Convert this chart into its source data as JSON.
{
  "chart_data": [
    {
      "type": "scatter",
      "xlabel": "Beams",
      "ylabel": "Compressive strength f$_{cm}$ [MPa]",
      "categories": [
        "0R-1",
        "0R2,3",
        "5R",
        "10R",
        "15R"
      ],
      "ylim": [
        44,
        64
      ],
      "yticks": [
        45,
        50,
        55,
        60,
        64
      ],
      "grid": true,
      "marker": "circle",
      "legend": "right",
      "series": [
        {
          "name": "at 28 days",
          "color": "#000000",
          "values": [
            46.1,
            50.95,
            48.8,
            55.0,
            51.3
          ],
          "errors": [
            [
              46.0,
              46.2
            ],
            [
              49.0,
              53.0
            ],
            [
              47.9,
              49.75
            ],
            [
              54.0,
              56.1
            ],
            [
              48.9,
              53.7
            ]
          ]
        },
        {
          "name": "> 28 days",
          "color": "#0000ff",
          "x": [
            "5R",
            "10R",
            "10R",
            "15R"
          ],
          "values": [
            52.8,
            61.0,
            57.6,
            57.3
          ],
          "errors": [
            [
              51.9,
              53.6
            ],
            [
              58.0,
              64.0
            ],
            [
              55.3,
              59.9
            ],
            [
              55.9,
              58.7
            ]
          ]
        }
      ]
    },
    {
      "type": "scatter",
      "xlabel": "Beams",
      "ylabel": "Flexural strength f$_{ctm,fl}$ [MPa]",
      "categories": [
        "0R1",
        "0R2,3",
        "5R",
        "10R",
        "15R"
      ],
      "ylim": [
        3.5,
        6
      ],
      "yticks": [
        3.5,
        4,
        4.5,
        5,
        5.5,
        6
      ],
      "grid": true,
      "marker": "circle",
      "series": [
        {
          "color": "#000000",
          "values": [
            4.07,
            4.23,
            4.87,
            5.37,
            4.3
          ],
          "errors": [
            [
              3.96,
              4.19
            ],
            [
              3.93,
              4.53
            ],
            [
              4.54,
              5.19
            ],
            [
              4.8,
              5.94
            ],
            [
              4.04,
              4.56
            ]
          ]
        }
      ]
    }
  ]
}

-=-=-

**SET PROBLEM:** Every line of the data above should be copied exactly.

**OUTPUT BELOW:**
Convert this chart into its source data as JSON.
{
  "chart_data": [
    {
      "type": "scatter",
      "xlabel": "Beams",
      "ylabel": "Compressive strength f$_{cm}$ [MPa]",
      "categories": [
        "0R-1",
        "0R2,3",
        "5R",
        "10R",
        "15R"
      ],
      "ylim": [
        44,
        64
      ],
      "yticks": [
        45,
        50,
        55,
        60,
        64
      ],
      "grid": true,
      "marker": "circle",
      "legend": "right",
      "series": [
        {
          "name": "at 28 days",
          "color": "#000000",
          "values": [
            46.1,
            50.95,
            48.8,
            55.0,
            51.3
          ],
          "errors": [
            [
              46.0,
              46.2
            ],
            [
              49.0,
              53.0
            ],
            [
              47.9,
              49.75
            ],
            [
              54.0,
              56.1
            ],
            [
              48.9,
              53.7
            ]
          ]
        },
        {
          "name": "> 28 days",
          "color": "#0000ff",
          "x": [
            "5R",
            "10R",
            "10R",
            "15R"
          ],
          "values": [
            52.8,
            61.0,
            57.6,
            57.3
          ],
          "errors": [
            [
              51.9,
              53.6
            ],
            [
              58.0,
              64.0
            ],
            [
              55.3,
              59.9
            ],
            [
              55.9,
              58.7
            ]
          ]
        }
      ]
    },
    {
      "type": "scatter",
      "xlabel": "Beams",
      "ylabel": "Flexural strength f$_{ctm,fl}$ [MPa]",
      "categories": [
        "0R1",
        "0R2,3",
        "5R",
        "10R",
        "15R"
      ],
      "ylim": [
        3.5,
        6
      ],
      "yticks": [
        3.5,
        4,
        4.5,
        5,
        5.5,
        6
      ],
      "grid": true,
      "marker": "circle",
      "series": [
        {
          "color": "#000000",
          "values": [
            4.07,
            4.23,
            4.87,
            5.37,
            4.3
          ],
          "errors": [
            [
              3.96,
              4.19
            ],
            [
              3.93,
              4.53
            ],
            [
              4.54,
              5.19
            ],
            [
              4.8,
              5.94
            ],
            [
              4.04,
              4.56
            ]
          ]
        }
      ]
    }
  ]
}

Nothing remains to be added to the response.